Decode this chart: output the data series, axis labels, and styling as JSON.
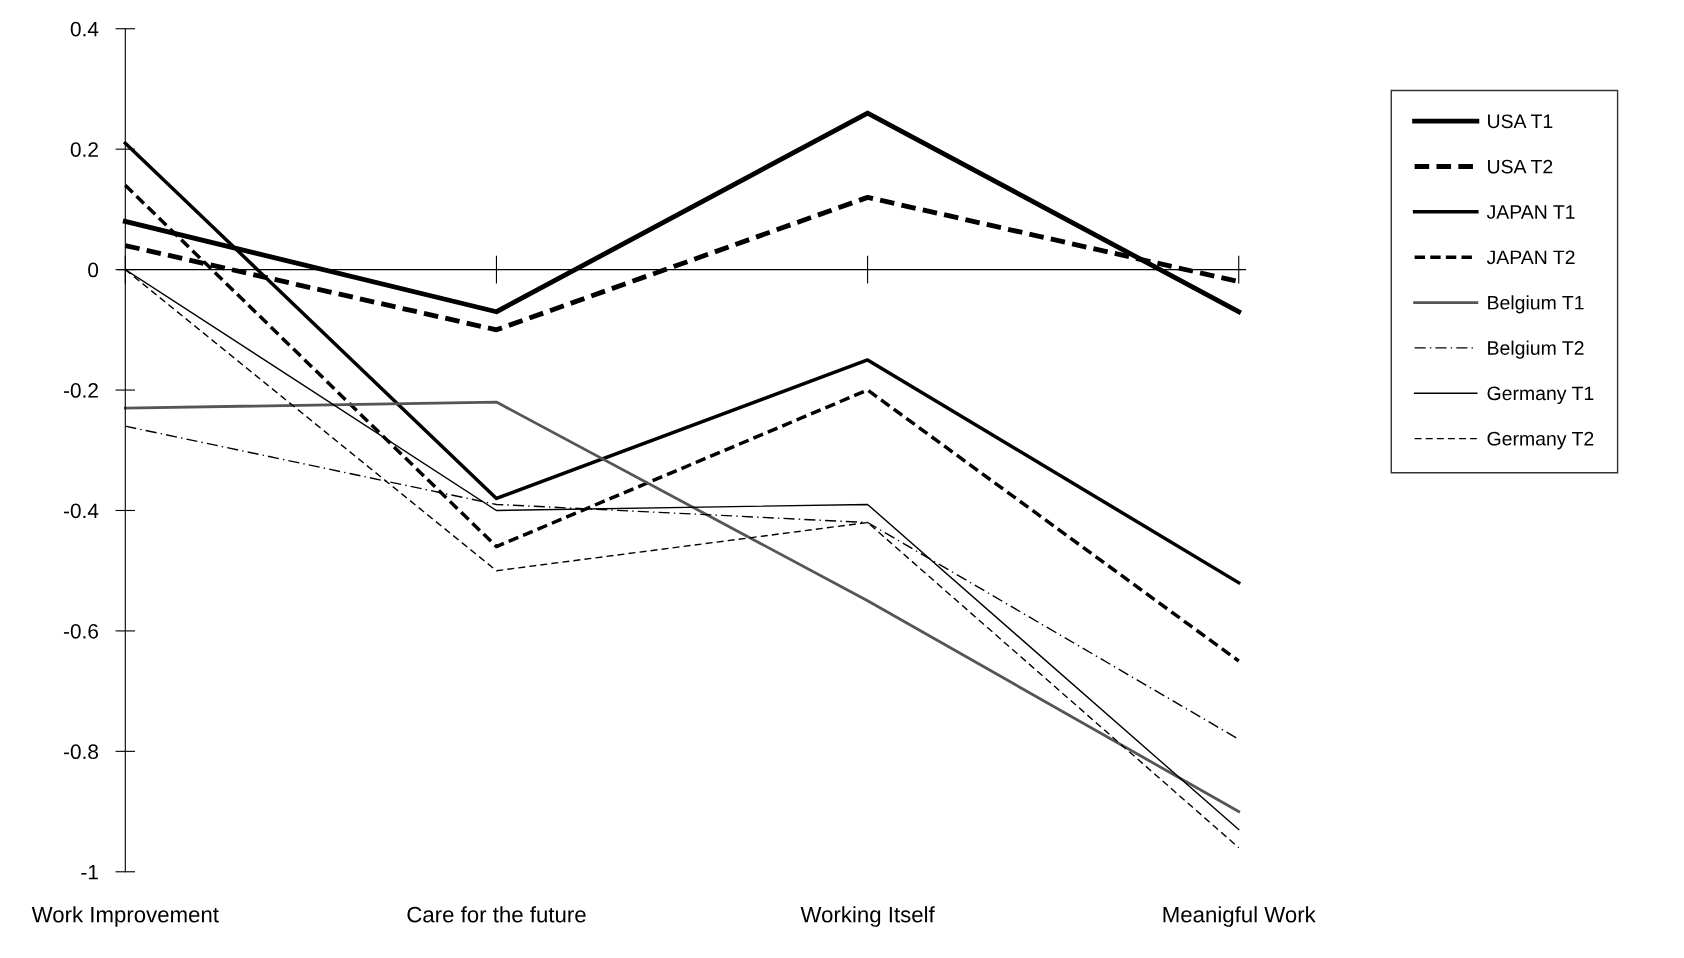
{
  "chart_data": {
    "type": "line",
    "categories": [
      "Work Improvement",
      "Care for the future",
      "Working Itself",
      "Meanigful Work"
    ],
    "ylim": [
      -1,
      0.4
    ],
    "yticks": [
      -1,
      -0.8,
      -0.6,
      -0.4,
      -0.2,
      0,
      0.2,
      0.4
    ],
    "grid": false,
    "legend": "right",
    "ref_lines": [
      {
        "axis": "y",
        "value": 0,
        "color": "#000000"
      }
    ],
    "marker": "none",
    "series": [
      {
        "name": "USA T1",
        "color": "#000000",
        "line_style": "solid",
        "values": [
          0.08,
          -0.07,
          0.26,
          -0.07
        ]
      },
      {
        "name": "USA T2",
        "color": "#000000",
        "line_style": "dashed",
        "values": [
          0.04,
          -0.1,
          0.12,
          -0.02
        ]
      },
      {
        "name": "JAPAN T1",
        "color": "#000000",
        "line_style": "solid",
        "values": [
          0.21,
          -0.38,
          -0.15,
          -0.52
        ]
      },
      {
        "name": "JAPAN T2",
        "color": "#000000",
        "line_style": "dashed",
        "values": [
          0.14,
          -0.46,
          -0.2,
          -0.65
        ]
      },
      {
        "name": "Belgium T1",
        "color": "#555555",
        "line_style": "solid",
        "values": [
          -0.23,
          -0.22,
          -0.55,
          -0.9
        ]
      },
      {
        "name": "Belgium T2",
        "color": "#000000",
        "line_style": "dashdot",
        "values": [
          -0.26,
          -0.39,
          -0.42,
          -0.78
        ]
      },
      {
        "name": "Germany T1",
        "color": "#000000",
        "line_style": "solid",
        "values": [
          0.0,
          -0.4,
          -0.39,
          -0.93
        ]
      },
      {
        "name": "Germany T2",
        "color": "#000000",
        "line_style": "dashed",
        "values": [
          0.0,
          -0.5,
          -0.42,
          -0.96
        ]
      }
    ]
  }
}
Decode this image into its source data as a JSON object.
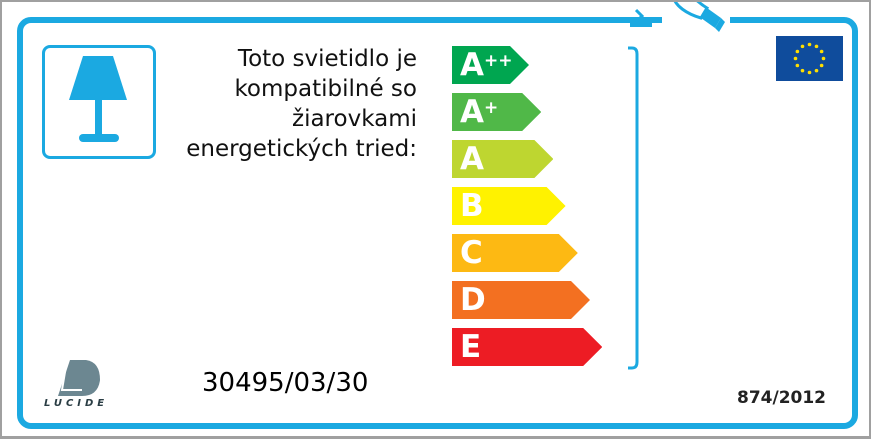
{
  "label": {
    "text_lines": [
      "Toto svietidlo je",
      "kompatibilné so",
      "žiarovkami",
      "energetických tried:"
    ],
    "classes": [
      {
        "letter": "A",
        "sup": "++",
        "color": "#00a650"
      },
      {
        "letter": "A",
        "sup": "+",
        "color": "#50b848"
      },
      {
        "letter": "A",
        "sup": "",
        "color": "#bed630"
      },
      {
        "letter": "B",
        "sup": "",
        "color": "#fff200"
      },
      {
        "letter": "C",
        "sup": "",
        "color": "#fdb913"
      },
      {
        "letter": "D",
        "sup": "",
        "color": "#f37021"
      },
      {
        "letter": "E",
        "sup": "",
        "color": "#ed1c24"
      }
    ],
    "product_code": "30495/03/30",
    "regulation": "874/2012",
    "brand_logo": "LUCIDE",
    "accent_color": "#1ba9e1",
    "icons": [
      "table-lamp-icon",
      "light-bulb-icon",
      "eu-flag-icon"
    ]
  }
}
◇ ◇ ◇
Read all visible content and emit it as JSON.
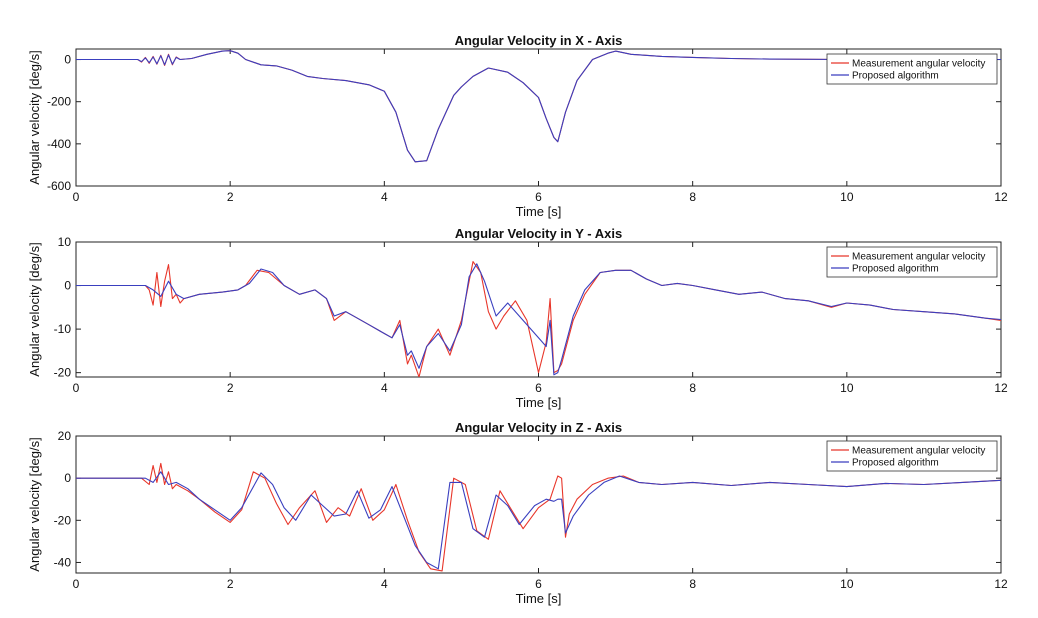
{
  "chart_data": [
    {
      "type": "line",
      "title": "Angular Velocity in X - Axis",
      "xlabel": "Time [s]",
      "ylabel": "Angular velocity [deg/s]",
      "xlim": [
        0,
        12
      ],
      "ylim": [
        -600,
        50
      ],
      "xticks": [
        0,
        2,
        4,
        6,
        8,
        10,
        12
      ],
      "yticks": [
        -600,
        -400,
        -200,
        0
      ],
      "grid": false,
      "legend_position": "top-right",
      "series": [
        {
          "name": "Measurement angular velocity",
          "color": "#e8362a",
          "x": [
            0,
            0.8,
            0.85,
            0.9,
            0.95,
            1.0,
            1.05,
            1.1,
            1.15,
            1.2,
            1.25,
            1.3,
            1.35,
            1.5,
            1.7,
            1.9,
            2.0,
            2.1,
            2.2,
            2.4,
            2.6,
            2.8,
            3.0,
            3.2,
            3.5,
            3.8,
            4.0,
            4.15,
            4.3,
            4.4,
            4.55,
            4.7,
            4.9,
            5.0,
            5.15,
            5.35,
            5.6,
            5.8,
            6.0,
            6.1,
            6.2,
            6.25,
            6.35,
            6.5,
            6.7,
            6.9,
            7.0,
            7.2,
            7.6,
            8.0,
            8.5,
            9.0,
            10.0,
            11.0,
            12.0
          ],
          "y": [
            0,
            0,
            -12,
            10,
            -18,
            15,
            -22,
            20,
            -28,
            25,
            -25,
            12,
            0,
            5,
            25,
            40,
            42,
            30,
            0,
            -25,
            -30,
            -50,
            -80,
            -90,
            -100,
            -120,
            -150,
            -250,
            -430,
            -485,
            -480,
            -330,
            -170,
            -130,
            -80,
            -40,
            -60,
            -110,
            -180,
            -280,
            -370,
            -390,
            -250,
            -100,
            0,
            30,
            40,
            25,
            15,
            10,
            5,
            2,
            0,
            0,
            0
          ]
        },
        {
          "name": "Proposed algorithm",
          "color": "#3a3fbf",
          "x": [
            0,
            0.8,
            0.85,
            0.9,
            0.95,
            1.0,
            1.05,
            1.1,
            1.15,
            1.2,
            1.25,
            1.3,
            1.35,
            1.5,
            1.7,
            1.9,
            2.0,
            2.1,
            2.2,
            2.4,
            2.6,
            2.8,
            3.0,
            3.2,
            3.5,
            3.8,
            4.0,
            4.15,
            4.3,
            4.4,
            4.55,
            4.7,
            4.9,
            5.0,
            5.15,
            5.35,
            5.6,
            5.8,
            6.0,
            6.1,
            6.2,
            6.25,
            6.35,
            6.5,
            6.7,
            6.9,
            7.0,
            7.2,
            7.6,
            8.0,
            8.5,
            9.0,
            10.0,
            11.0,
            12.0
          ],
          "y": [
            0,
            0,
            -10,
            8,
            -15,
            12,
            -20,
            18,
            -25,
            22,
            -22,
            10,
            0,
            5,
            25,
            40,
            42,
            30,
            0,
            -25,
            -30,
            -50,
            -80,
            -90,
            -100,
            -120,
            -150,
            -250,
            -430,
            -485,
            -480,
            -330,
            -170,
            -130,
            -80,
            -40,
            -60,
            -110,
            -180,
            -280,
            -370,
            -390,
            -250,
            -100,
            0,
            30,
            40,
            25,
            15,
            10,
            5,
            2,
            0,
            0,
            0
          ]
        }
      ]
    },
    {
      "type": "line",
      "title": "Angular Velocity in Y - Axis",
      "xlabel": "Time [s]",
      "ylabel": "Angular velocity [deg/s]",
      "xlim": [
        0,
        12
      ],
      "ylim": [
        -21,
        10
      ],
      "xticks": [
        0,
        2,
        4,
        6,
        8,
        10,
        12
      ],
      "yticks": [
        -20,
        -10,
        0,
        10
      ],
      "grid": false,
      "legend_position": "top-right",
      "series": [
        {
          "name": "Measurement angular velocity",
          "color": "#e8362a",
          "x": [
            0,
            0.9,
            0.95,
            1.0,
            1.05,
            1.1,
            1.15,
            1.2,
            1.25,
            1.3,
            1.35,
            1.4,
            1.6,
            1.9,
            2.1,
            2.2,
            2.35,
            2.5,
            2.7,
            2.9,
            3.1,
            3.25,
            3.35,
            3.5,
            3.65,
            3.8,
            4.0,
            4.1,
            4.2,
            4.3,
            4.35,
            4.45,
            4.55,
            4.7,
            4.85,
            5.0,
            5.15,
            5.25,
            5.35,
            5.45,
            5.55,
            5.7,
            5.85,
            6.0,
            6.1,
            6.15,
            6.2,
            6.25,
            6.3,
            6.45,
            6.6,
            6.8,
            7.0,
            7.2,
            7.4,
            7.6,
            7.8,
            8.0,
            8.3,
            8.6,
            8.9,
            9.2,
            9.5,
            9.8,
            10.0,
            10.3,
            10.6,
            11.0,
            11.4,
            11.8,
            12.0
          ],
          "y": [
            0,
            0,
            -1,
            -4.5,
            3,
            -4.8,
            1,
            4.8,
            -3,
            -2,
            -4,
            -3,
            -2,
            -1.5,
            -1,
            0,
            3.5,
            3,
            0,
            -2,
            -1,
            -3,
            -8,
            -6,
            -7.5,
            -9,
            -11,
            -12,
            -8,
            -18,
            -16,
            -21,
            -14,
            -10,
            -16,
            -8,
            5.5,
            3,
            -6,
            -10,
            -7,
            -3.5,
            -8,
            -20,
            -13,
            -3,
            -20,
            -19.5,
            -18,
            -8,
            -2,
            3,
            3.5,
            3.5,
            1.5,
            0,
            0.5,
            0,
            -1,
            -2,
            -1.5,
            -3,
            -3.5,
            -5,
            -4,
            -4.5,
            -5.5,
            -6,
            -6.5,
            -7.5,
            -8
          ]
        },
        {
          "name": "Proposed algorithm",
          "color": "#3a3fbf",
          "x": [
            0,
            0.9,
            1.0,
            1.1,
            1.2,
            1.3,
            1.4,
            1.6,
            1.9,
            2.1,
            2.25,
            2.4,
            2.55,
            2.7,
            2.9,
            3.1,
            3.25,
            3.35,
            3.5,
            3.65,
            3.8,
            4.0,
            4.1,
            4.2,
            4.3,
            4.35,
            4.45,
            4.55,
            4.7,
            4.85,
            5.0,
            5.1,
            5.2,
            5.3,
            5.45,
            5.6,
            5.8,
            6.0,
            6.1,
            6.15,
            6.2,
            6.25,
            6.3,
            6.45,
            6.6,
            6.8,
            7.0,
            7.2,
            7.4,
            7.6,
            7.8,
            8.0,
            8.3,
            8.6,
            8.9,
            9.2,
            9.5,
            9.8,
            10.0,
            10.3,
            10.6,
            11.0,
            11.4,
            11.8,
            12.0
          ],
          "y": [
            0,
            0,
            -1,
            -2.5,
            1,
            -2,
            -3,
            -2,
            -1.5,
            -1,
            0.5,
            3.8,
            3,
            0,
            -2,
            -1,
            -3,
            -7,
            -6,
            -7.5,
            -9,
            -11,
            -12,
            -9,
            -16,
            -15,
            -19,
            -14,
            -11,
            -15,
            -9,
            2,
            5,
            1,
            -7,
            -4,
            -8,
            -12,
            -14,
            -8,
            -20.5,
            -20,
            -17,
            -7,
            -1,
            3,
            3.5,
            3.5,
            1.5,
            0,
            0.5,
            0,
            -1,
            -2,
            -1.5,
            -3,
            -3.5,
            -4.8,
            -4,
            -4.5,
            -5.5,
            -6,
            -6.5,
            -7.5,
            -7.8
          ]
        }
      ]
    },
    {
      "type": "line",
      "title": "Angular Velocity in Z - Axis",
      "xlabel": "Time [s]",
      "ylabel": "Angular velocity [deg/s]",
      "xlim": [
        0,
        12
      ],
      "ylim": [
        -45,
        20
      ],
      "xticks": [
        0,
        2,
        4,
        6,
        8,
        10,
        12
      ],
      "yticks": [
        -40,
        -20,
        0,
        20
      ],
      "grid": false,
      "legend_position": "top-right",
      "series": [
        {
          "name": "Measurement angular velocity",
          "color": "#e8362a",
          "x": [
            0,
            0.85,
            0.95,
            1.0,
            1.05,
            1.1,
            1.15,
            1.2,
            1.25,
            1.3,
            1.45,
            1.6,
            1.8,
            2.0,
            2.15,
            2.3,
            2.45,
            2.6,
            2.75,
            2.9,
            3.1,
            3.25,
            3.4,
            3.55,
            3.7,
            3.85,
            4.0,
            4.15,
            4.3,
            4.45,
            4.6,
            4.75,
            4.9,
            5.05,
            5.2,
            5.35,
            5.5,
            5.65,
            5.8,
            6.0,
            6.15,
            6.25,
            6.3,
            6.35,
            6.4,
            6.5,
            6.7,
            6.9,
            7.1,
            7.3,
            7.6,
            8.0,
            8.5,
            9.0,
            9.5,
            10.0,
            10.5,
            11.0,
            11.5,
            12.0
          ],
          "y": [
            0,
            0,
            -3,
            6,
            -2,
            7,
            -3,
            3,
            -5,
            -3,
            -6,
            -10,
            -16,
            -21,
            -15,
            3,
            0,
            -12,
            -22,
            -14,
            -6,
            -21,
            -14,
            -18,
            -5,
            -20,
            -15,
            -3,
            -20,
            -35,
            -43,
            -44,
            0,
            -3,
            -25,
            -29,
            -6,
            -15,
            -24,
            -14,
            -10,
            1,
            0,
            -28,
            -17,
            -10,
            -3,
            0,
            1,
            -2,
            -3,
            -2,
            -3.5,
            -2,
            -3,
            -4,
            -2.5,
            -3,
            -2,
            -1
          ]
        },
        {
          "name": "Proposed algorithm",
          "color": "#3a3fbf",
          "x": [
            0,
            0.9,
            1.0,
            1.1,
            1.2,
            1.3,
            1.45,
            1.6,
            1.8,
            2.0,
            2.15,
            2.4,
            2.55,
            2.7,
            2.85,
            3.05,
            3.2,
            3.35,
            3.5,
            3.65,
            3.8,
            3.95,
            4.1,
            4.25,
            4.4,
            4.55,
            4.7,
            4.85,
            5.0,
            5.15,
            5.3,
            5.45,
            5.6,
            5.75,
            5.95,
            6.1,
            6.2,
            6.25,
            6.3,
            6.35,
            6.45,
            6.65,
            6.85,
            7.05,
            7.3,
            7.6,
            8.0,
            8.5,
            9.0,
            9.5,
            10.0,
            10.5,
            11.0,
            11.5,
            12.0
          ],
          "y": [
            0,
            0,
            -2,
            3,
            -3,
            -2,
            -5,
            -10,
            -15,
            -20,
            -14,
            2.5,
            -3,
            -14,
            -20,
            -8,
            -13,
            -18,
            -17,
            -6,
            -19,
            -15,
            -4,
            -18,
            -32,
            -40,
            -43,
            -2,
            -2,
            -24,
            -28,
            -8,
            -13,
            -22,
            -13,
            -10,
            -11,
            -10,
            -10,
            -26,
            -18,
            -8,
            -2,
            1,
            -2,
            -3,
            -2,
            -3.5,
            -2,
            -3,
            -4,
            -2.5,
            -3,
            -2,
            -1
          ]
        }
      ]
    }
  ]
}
◇ ◇ ◇
**Work to complete:**
Look above for lines with the word "this" and copy them all.

**Exercise result:**
Decode this chart: output the data series, axis labels, and styling as JSON.
Decode this image into its source data as a JSON object.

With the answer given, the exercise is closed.